Stored entries
-- begin --

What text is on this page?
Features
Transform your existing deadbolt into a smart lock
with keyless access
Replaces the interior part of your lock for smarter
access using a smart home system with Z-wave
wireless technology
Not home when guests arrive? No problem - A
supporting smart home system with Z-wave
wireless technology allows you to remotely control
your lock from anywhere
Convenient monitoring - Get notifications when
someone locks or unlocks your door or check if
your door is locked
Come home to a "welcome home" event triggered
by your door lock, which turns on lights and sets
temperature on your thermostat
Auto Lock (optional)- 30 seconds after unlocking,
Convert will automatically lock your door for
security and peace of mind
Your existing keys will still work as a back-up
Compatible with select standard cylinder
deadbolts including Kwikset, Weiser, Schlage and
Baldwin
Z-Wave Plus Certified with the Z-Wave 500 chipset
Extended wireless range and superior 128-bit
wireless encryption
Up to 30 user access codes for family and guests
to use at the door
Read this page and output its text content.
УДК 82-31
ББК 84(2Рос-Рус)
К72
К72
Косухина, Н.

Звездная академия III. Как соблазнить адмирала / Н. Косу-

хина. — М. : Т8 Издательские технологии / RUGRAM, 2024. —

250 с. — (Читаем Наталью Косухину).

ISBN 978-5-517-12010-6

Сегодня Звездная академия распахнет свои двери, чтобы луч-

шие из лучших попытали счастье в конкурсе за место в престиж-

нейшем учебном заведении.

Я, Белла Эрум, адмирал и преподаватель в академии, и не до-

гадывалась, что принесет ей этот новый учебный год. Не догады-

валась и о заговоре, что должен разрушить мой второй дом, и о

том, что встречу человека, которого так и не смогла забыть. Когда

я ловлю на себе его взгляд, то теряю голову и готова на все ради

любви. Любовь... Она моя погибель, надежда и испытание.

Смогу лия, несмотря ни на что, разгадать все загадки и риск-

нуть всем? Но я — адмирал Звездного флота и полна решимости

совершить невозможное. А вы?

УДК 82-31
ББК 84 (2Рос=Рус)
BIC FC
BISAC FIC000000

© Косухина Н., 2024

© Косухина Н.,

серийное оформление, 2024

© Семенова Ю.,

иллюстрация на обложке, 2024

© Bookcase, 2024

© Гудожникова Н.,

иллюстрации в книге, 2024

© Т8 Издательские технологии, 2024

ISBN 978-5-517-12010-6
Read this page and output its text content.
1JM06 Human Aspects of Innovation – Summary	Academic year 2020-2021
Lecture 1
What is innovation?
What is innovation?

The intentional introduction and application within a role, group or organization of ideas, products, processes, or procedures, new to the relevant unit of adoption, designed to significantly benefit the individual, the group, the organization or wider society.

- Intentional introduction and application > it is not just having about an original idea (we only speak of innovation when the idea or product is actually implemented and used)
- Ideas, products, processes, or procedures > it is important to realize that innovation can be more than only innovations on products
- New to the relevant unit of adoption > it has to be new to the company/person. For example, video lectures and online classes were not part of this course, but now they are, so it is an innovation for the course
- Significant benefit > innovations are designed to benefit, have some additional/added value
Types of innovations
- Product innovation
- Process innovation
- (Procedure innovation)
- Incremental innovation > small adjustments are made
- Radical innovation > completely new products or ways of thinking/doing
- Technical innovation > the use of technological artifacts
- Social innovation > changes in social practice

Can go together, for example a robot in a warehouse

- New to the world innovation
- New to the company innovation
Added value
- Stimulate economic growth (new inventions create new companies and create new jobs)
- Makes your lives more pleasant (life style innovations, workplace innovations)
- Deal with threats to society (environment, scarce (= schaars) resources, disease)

-- end --

### [GIVEN TASK]
Provide only the count of lines in the material above that hold the word "value".

### [FINISHED ANSWER]
2